In the listing below, count each line containing "text" and answer with the count only.
### DATA EXCERPTS
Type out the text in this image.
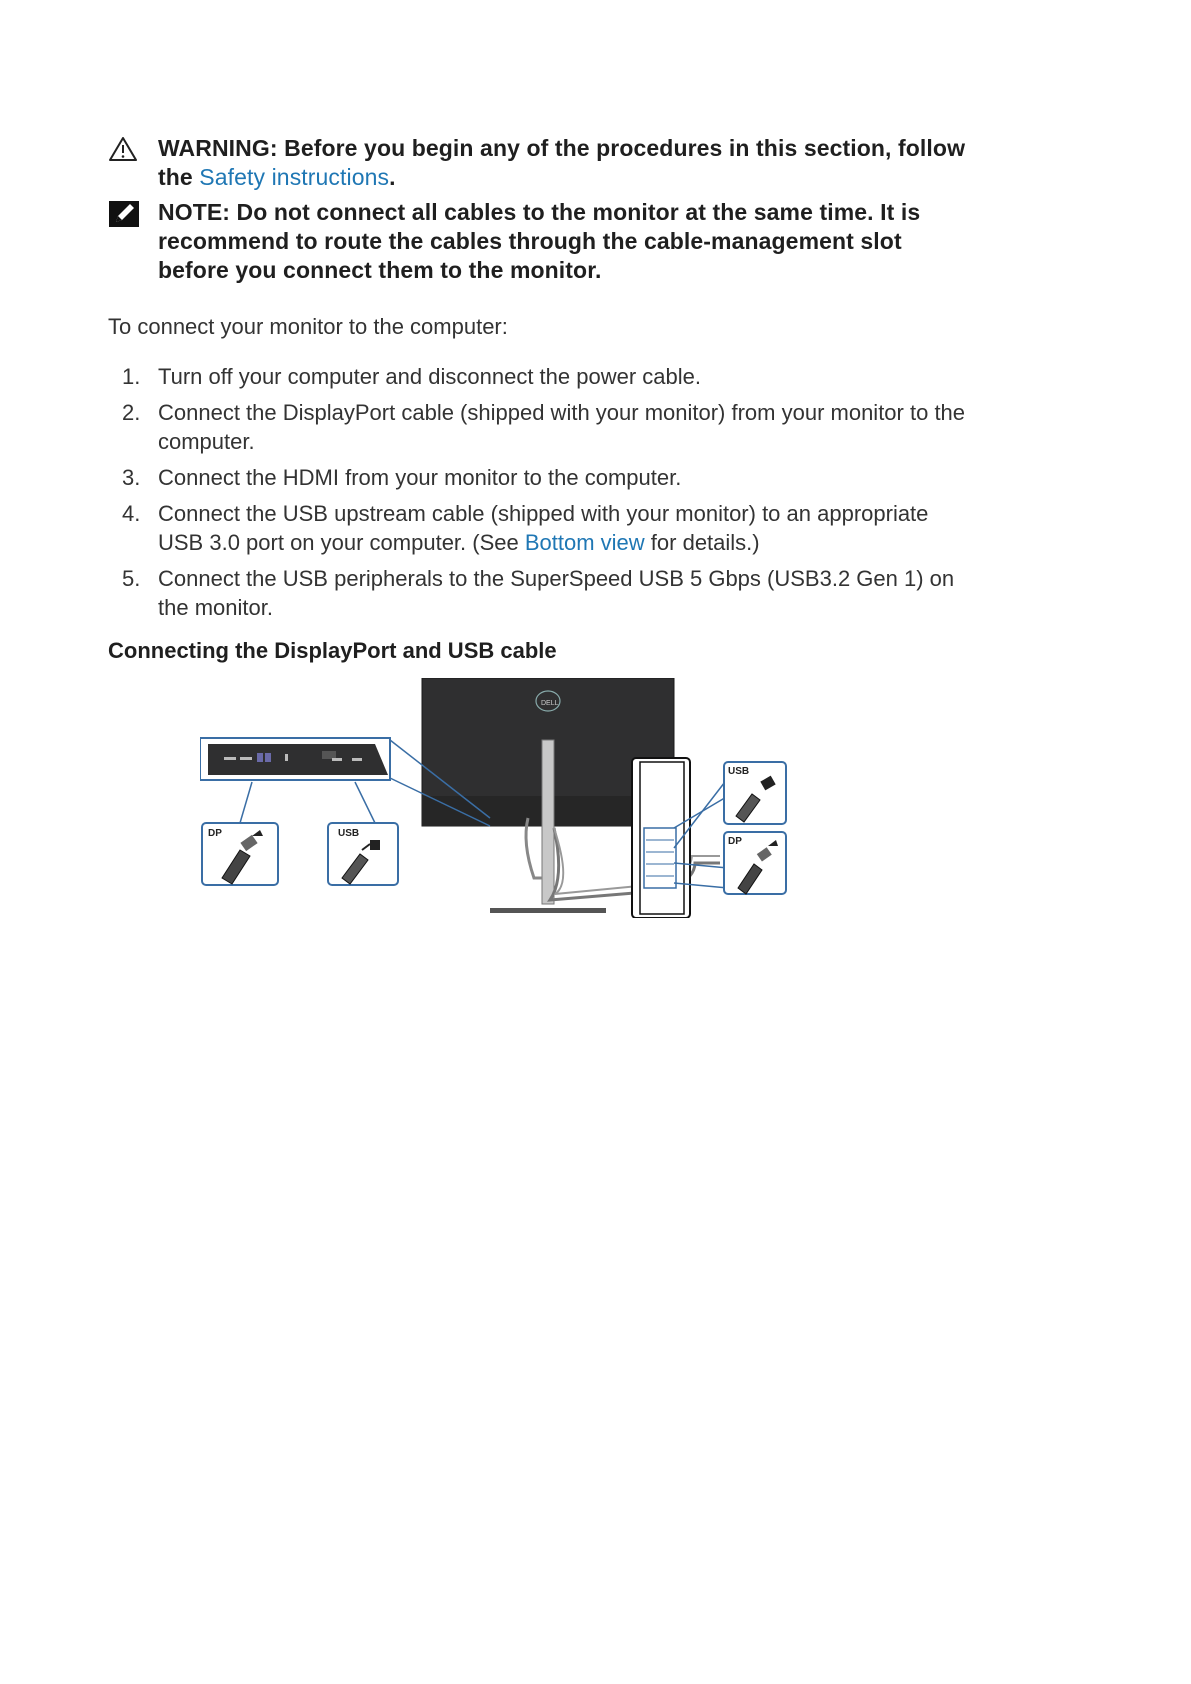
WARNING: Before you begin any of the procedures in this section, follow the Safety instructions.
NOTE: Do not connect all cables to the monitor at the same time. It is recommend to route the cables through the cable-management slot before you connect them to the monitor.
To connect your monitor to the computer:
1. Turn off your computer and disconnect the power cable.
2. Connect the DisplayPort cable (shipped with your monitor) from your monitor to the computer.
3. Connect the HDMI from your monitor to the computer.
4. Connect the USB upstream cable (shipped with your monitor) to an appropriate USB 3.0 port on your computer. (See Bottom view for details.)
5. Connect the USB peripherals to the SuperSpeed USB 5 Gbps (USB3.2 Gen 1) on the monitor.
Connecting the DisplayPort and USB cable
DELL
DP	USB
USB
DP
######
### DATA EXCERPTS
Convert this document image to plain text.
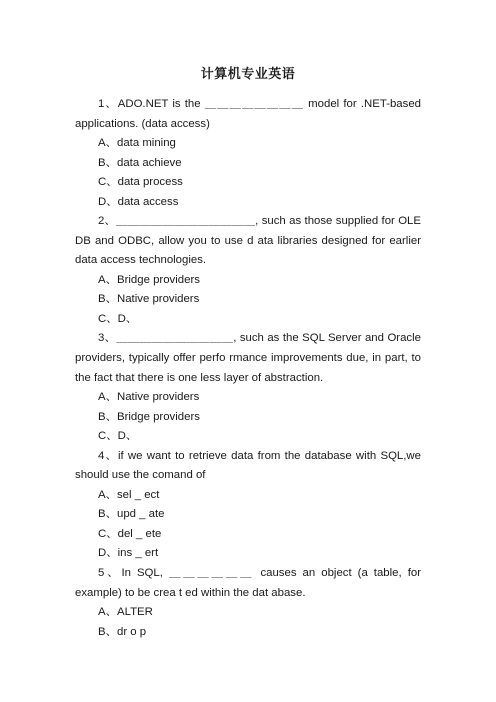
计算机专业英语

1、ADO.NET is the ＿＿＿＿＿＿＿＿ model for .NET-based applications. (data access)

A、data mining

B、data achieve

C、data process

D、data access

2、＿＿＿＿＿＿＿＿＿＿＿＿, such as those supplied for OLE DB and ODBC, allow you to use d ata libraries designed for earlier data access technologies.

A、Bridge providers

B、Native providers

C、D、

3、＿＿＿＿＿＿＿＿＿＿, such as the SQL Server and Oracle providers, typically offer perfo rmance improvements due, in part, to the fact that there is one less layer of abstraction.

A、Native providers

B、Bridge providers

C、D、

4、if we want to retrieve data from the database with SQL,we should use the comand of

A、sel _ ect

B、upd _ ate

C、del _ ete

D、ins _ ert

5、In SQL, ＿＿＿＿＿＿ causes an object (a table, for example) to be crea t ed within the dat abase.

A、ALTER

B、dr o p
######
### DATA EXCERPTS
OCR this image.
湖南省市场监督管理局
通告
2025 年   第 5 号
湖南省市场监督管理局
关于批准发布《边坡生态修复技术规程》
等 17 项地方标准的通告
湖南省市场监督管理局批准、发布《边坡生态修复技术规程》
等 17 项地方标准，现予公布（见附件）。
######
- **OUTPUT FOR THIS EXERCISE**: 2